### YOUR GOAL
Identify all lines of the data containing the string "السائل" and copy them.

### RECORDED DATA
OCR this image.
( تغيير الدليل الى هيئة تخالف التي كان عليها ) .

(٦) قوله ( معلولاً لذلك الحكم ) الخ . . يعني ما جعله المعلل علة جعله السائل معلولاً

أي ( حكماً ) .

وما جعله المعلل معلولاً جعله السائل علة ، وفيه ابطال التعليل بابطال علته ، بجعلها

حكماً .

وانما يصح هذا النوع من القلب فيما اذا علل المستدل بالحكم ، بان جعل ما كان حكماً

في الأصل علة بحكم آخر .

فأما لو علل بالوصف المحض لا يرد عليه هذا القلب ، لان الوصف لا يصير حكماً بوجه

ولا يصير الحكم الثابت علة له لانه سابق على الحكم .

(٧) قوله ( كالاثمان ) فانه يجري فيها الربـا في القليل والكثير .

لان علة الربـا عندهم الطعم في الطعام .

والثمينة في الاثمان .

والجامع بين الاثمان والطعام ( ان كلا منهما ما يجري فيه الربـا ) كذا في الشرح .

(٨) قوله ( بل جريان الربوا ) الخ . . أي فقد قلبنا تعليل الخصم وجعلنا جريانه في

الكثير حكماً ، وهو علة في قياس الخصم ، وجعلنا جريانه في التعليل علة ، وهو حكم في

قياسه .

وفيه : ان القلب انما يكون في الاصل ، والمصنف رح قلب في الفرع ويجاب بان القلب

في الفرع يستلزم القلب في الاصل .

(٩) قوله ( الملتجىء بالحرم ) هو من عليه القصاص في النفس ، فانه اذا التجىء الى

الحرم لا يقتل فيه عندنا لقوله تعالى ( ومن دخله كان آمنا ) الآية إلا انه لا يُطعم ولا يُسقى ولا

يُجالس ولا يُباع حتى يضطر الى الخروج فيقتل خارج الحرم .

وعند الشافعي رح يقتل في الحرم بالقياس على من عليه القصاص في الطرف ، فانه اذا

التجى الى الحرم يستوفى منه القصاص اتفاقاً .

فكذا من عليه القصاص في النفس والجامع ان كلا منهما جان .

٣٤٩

### EXERCISE RESPONSE
(٦) قوله ( معلولاً لذلك الحكم ) الخ . . يعني ما جعله المعلل علة جعله السائل معلولاً
وما جعله المعلل معلولاً جعله السائل علة ، وفيه ابطال التعليل بابطال علته ، بجعلها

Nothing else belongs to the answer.